[Start of Exercise material]
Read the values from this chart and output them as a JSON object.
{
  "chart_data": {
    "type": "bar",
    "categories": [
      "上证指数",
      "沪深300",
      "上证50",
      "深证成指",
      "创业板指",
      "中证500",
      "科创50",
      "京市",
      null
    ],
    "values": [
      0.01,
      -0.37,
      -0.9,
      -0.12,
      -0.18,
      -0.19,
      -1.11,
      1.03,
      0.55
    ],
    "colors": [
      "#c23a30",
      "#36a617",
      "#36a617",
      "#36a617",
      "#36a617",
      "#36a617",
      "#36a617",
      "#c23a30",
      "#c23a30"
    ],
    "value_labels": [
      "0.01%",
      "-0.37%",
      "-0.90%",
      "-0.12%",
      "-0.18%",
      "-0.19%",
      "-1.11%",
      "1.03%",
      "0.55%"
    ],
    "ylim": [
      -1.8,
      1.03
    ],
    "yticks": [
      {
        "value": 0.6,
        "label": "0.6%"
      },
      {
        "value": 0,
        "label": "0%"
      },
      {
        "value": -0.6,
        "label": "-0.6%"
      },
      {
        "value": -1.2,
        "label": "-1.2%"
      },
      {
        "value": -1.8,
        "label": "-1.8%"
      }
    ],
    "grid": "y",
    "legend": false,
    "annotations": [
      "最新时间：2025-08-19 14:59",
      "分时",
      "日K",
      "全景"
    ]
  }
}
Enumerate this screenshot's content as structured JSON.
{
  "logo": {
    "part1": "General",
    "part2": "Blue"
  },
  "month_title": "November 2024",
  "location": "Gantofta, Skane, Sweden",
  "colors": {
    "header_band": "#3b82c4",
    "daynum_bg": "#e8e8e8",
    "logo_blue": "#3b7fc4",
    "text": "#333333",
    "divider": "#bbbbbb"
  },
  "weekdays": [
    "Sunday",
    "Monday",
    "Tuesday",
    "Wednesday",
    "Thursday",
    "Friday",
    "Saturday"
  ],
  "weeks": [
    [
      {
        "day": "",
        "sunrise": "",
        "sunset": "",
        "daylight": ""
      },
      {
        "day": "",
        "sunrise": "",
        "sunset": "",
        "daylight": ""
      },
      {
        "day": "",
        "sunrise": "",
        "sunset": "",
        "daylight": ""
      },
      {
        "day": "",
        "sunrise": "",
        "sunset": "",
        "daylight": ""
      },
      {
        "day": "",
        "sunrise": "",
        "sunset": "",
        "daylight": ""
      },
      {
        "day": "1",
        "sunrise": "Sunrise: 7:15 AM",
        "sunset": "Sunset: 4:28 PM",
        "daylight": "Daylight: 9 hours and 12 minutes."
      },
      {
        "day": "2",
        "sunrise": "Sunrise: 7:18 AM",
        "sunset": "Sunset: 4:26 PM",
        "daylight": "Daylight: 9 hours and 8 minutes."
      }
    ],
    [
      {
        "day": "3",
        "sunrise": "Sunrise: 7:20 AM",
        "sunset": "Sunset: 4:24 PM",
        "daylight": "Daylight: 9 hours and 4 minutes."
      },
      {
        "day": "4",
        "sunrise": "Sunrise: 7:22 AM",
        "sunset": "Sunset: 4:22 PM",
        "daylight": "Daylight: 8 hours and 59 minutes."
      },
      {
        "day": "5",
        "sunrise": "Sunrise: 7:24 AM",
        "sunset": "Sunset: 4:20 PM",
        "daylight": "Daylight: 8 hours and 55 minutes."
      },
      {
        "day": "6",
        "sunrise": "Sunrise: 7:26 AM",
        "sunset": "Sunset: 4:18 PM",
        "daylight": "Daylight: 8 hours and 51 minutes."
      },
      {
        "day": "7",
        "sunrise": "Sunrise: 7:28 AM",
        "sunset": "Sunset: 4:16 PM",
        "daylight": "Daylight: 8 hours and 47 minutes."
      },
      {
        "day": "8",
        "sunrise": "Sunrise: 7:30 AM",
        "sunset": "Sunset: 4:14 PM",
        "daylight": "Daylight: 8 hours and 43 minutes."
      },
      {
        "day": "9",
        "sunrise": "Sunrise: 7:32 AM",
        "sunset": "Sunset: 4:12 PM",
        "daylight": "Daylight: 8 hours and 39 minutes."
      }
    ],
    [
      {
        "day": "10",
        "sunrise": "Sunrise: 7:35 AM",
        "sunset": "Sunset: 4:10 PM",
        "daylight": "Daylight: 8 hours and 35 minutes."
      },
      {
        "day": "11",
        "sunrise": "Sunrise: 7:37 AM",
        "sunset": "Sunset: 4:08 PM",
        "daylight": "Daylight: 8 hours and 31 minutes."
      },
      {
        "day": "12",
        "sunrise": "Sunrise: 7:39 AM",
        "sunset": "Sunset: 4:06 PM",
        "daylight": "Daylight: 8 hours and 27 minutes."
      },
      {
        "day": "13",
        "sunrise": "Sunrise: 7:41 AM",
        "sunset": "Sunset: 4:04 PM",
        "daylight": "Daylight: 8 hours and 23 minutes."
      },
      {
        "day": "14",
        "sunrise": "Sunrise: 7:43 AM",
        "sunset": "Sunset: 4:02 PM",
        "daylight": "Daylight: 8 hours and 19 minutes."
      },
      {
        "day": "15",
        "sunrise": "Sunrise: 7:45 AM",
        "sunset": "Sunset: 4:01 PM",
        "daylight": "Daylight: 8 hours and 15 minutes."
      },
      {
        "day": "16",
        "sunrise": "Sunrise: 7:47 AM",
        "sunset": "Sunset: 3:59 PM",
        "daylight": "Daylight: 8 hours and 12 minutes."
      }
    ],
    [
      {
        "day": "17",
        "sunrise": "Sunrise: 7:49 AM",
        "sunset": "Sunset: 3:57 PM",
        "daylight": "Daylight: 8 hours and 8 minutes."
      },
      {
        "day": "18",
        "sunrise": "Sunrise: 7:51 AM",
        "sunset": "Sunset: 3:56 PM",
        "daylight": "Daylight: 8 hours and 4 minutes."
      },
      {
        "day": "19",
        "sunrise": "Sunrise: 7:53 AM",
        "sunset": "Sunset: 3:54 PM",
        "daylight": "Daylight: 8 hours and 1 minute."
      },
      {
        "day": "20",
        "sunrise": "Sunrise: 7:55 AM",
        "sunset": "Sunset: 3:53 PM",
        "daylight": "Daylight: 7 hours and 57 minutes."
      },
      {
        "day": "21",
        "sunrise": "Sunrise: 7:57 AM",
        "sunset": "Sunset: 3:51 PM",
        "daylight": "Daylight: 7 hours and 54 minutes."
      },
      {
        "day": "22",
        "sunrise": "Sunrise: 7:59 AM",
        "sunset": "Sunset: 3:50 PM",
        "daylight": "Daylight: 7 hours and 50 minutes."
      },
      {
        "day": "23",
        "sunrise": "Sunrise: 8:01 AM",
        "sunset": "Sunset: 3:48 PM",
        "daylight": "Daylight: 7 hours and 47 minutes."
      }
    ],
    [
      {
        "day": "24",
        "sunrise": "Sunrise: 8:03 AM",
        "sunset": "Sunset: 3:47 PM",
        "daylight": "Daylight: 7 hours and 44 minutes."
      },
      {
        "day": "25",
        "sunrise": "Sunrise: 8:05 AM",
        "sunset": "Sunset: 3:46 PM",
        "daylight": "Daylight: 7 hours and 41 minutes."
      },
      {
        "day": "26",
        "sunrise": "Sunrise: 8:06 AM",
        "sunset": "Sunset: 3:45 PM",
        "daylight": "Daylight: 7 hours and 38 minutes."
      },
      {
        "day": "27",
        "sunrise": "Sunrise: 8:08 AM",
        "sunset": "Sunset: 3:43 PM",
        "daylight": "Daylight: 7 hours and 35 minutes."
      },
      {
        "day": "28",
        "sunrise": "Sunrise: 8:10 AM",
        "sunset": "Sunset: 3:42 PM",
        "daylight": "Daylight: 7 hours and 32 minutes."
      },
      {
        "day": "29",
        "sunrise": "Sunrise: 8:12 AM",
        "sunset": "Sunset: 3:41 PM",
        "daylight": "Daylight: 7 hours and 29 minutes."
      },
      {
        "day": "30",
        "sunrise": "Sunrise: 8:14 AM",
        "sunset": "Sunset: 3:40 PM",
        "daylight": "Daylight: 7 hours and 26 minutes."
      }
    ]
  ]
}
[End of Exercise material]
What you should do: Show every line from the listing above in which the string "values" appears.

Exercise answer:
Read the values from this chart and output them as a JSON object.
    "values": [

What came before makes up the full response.